= WHAT IS REQUIRED =
Return each line containing "head".
======== DATA FOR PROCESSING
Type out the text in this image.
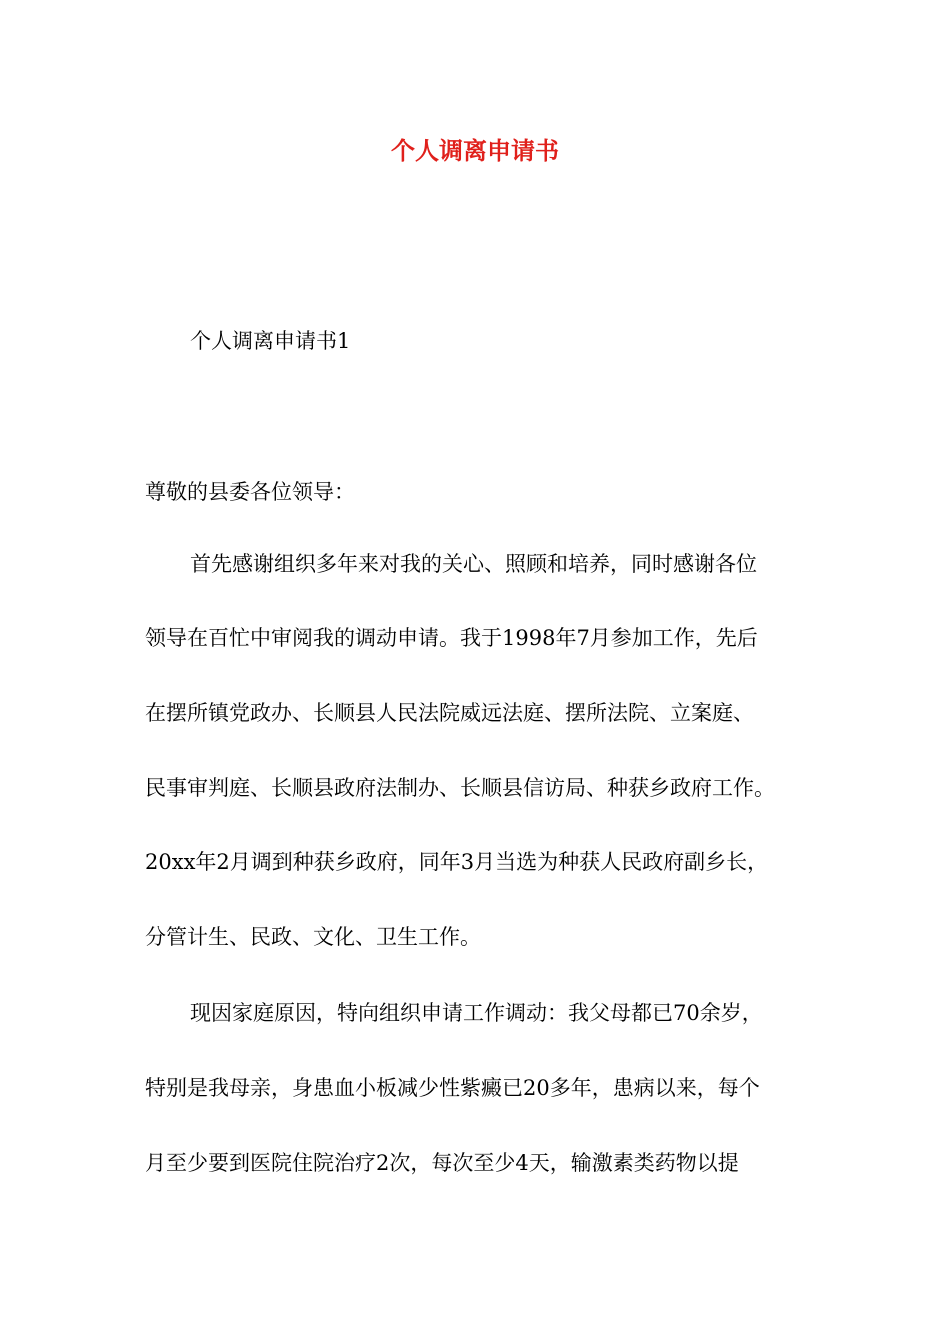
个人调离申请书
个人调离申请书1
尊敬的县委各位领导：
首先感谢组织多年来对我的关心、照顾和培养，同时感谢各位
领导在百忙中审阅我的调动申请。我于1998年7月参加工作，先后
在摆所镇党政办、长顺县人民法院威远法庭、摆所法院、立案庭、
民事审判庭、长顺县政府法制办、长顺县信访局、种获乡政府工作。
20xx年2月调到种获乡政府，同年3月当选为种获人民政府副乡长，
分管计生、民政、文化、卫生工作。
现因家庭原因，特向组织申请工作调动：我父母都已70余岁，
特别是我母亲，身患血小板减少性紫癜已20多年，患病以来，每个
月至少要到医院住院治疗2次，每次至少4天，输激素类药物以提
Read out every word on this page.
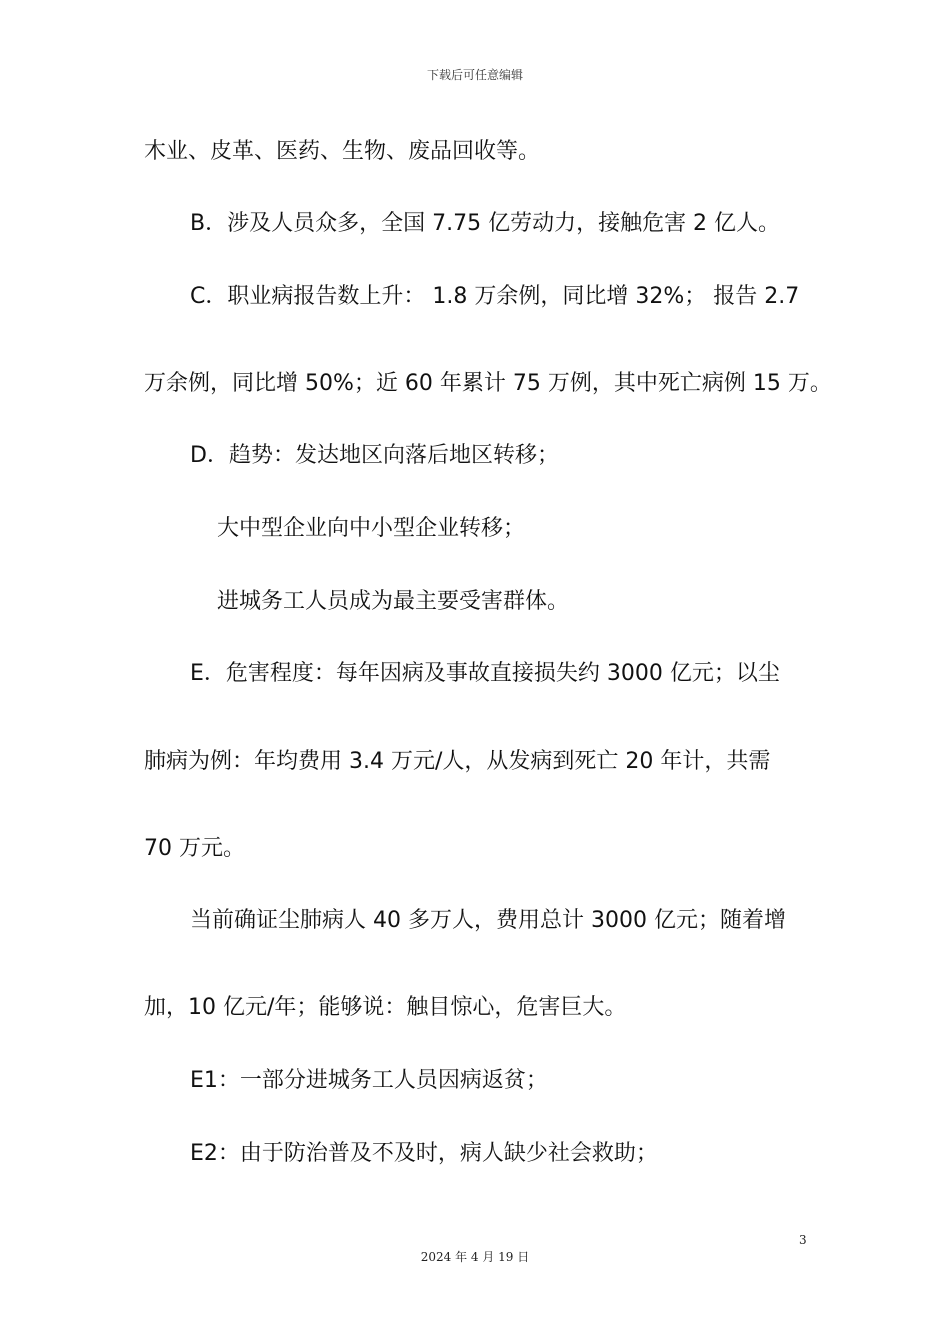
下载后可任意编辑
木业、皮革、医药、生物、废品回收等。
B．涉及人员众多，全国 7.75 亿劳动力，接触危害 2 亿人。
C．职业病报告数上升： 1.8 万余例，同比增 32%； 报告 2.7
万余例，同比增 50%；近 60 年累计 75 万例，其中死亡病例 15 万。
D．趋势：发达地区向落后地区转移；
大中型企业向中小型企业转移；
进城务工人员成为最主要受害群体。
E．危害程度：每年因病及事故直接损失约 3000 亿元；以尘
肺病为例：年均费用 3.4 万元/人，从发病到死亡 20 年计，共需
70 万元。
当前确证尘肺病人 40 多万人，费用总计 3000 亿元；随着增
加，10 亿元/年；能够说：触目惊心，危害巨大。
E1：一部分进城务工人员因病返贫；
E2：由于防治普及不及时，病人缺少社会救助；
3
2024 年 4 月 19 日
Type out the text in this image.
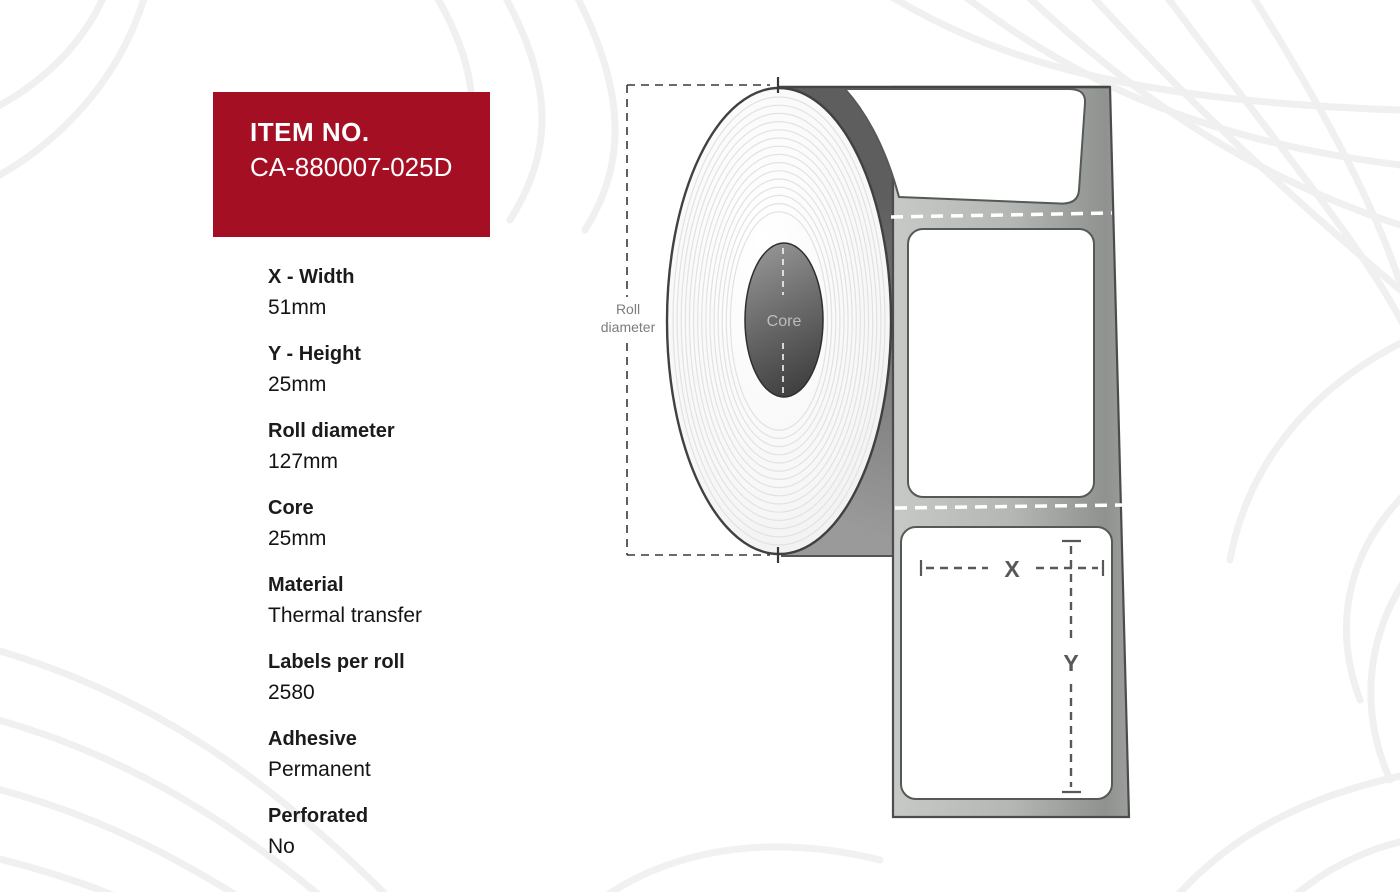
Core
Roll
diameter
X
Y
ITEM NO.
CA-880007-025D
X - Width
51mm
Y - Height
25mm
Roll diameter
127mm
Core
25mm
Material
Thermal transfer
Labels per roll
2580
Adhesive
Permanent
Perforated
No
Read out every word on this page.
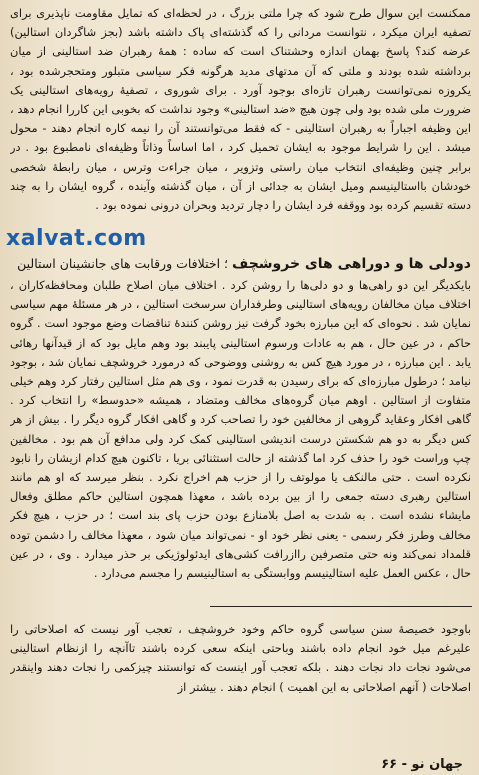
ممکنست این سوال طرح شود که چرا ملتی بزرگ ، در لحظه‌ای که تمایل مقاومت ناپذیری برای تصفیه ایران میکرد ، نتوانست مردانی را که گذشته‌ای پاک داشته باشد (بجز شاگردان استالین) عرضه کند؟ پاسخ بهمان اندازه وحشتناک است که ساده : همهٔ رهبران ضد استالینی از میان برداشته شده بودند و ملتی که آن مدتهای مدید هرگونه فکر سیاسی متبلور ومتحجرشده بود ، یکروزه نمی‌توانست رهبران تازه‌ای بوجود آورد . برای شوروی ، تصفیهٔ رویه‌های استالینی یک ضرورت ملی شده بود ولی چون هیچ «ضد استالینی» وجود نداشت که بخوبی این کاررا انجام دهد ، این وظیفه اجباراً به رهبران استالینی - که فقط می‌توانستند آن را نیمه کاره انجام دهند - محول میشد . این را شرایط موجود به ایشان تحمیل کرد ، اما اساساً وذاتاً وظیفه‌ای نامطبوع بود . در برابر چنین وظیفه‌ای انتخاب میان راستی وتزویر ، میان جراءت وترس ، میان رابطهٔ شخصی خودشان بااستالینیسم ومیل ایشان به جدائی از آن ، میان گذشته وآینده ، گروه ایشان را به چند دسته تقسیم کرده بود ووقفه فرد ایشان را دچار تردید وبحران درونی نموده بود .
xalvat.com
دودلی ها و دوراهی های خروشچف ؛ اختلافات ورقابت های جانشینان استالین
بایکدیگر این دو راهی‌ها و دو دلی‌ها را روشن کرد . اختلاف میان اصلاح طلبان ومحافظه‌کاران ، اختلاف میان مخالفان رویه‌های استالینی وطرفداران سرسخت استالین ، در هر مسئلهٔ مهم سیاسی نمایان شد . نحوه‌ای که این مبارزه بخود گرفت نیز روشن کنندهٔ تناقضات وضع موجود است . گروه حاکم ، در عین حال ، هم به عادات ورسوم استالینی پایبند بود وهم مایل بود که از قیدآنها رهائی یابد . این مبارزه ، در مورد هیچ کس به روشنی ووضوحی که درمورد خروشچف نمایان شد ، بوجود نیامد ؛ درطول مبارزه‌ای که برای رسیدن به قدرت نمود ، وی هم مثل استالین رفتار کرد وهم خیلی متفاوت از استالین . اوهم میان گروه‌های مخالف ومتضاد ، همیشه «حدوسط» را انتخاب کرد . گاهی افکار وعقاید گروهی از مخالفین خود را تصاحب کرد و گاهی افکار گروه دیگر را . بیش از هر کس دیگر به دو هم شکستن درست اندیشی استالینی کمک کرد ولی مدافع آن هم بود . مخالفین چپ وراست خود را حذف کرد اما گذشته از حالت استثنائی بریا ، تاکنون هیچ کدام ازیشان را نابود نکرده است . حتی مالنکف یا مولوتف را از حزب هم اخراج نکرد . بنظر میرسد که او هم مانند استالین رهبری دسته جمعی را از بین برده باشد ، معهذا همچون استالین حاکم مطلق وفعال مایشاء نشده است . به شدت به اصل بلامنازع بودن حزب پای بند است ؛ در حزب ، هیچ فکر مخالف وطرز فکر رسمی - یعنی نظر خود او - نمی‌تواند میان شود ، معهذا مخالف را دشمن توده قلمداد نمی‌کند ونه حتی متصرفین راازرافت کشی‌های ایدئولوژیکی بر حذر میدارد . وی ، در عین حال ، عکس العمل علیه استالینیسم ووابستگی به استالینیسم را مجسم می‌دارد .
باوجود خصیصهٔ سنن سیاسی گروه حاکم وخود خروشچف ، تعجب آور نیست که اصلاحاتی را علیرغم میل خود انجام داده باشند وباحتی اینکه سعی کرده باشند تاآنچه را ازنظام استالینی می‌شود نجات داد نجات دهند . بلکه تعجب آور اینست که توانستند چیزکمی را نجات دهند واینقدر اصلاحات ( آنهم اصلاحاتی به این اهمیت ) انجام دهند . بیشتر از
جهان نو - ۶۶
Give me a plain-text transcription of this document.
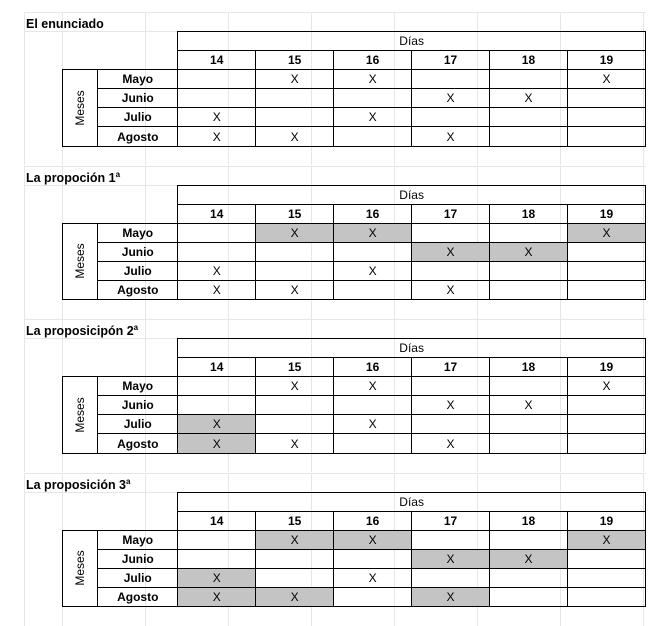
El enunciado
		Días					
		14	15	16	17	18	19

Meses	Mayo		X	X			X
	Junio				X	X	
	Julio	X		X			
	Agosto	X	X		X		
La propoción 1$^a$
		Días					
		14	15	16	17	18	19

Meses	Mayo		X	X			X
	Junio				X	X	
	Julio	X		X			
	Agosto	X	X		X		
La proposicipón 2$^a$
		Días					
		14	15	16	17	18	19

Meses	Mayo		X	X			X
	Junio				X	X	
	Julio	X		X			
	Agosto	X	X		X		
La proposición 3$^a$
		Días					
		14	15	16	17	18	19

Meses	Mayo		X	X			X
	Junio				X	X	
	Julio	X		X			
	Agosto	X	X		X		
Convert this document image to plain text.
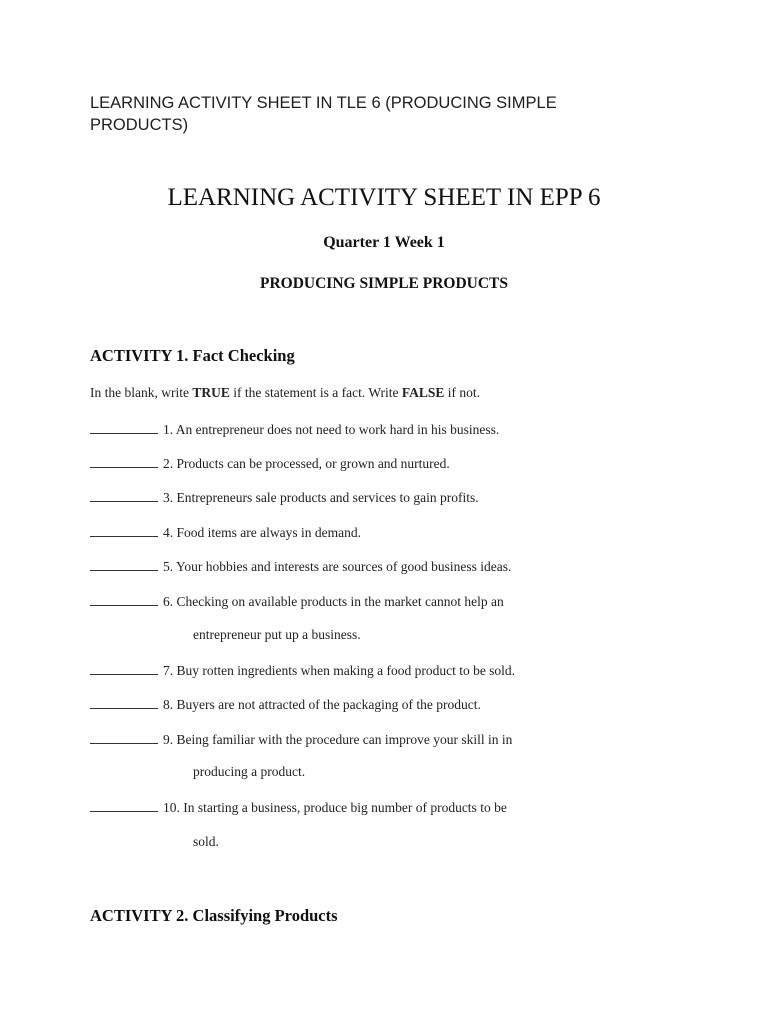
LEARNING ACTIVITY SHEET IN TLE 6 (PRODUCING SIMPLE PRODUCTS)
LEARNING ACTIVITY SHEET IN EPP 6
Quarter 1 Week 1
PRODUCING SIMPLE PRODUCTS
ACTIVITY 1. Fact Checking
In the blank, write TRUE if the statement is a fact. Write FALSE if not.
1. An entrepreneur does not need to work hard in his business.
2. Products can be processed, or grown and nurtured.
3. Entrepreneurs sale products and services to gain profits.
4. Food items are always in demand.
5. Your hobbies and interests are sources of good business ideas.
6. Checking on available products in the market cannot help an
entrepreneur put up a business.
7. Buy rotten ingredients when making a food product to be sold.
8. Buyers are not attracted of the packaging of the product.
9. Being familiar with the procedure can improve your skill in in
producing a product.
10. In starting a business, produce big number of products to be
sold.
ACTIVITY 2. Classifying Products
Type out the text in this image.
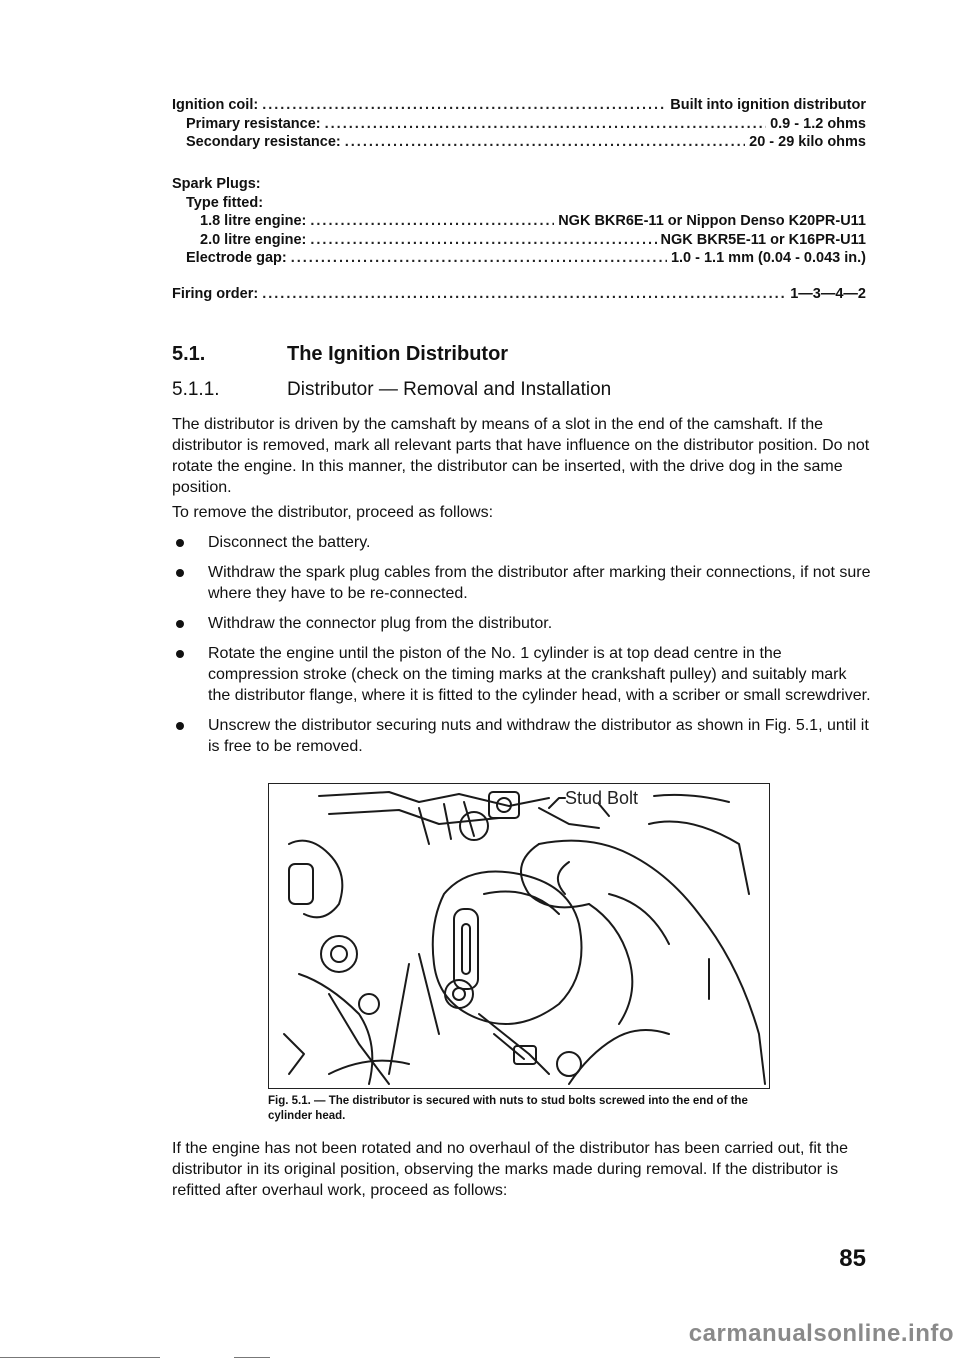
Ignition coil: .....	Built into ignition distributor
Primary resistance: .....	0.9 - 1.2 ohms
Secondary resistance: .....	20 - 29 kilo ohms
Spark Plugs:
Type fitted:
1.8 litre engine: .....	NGK BKR6E-11 or Nippon Denso K20PR-U11
2.0 litre engine: .....	NGK BKR5E-11 or K16PR-U11
Electrode gap: .....	1.0 - 1.1 mm (0.04 - 0.043 in.)
Firing order: .....	1—3—4—2
5.1.	The Ignition Distributor
5.1.1.	Distributor — Removal and Installation

The distributor is driven by the camshaft by means of a slot in the end of the camshaft. If the distributor is removed, mark all relevant parts that have influence on the distributor position. Do not rotate the engine. In this manner, the distributor can be inserted, with the drive dog in the same position.

To remove the distributor, proceed as follows:

Disconnect the battery.
Withdraw the spark plug cables from the distributor after marking their connections, if not sure where they have to be re-connected.
Withdraw the connector plug from the distributor.
Rotate the engine until the piston of the No. 1 cylinder is at top dead centre in the compression stroke (check on the timing marks at the crankshaft pulley) and suitably mark the distributor flange, where it is fitted to the cylinder head, with a scriber or small screwdriver.
Unscrew the distributor securing nuts and withdraw the distributor as shown in Fig. 5.1, until it is free to be removed.
Stud Bolt
Fig. 5.1. — The distributor is secured with nuts to stud bolts screwed into the end of the cylinder head.

If the engine has not been rotated and no overhaul of the distributor has been carried out, fit the distributor in its original position, observing the marks made during removal. If the distributor is refitted after overhaul work, proceed as follows:

85
carmanualsonline.info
================
= COMPLETE ANSWER =
Rotate the engine until the piston of the No. 1 cylinder is at top dead centre in the compression stroke (check on the timing marks at the crankshaft pulley) and suitably mark the distributor flange, where it is fitted to the cylinder head, with a scriber or small screwdriver.
Fig. 5.1. — The distributor is secured with nuts to stud bolts screwed into the end of the cylinder head.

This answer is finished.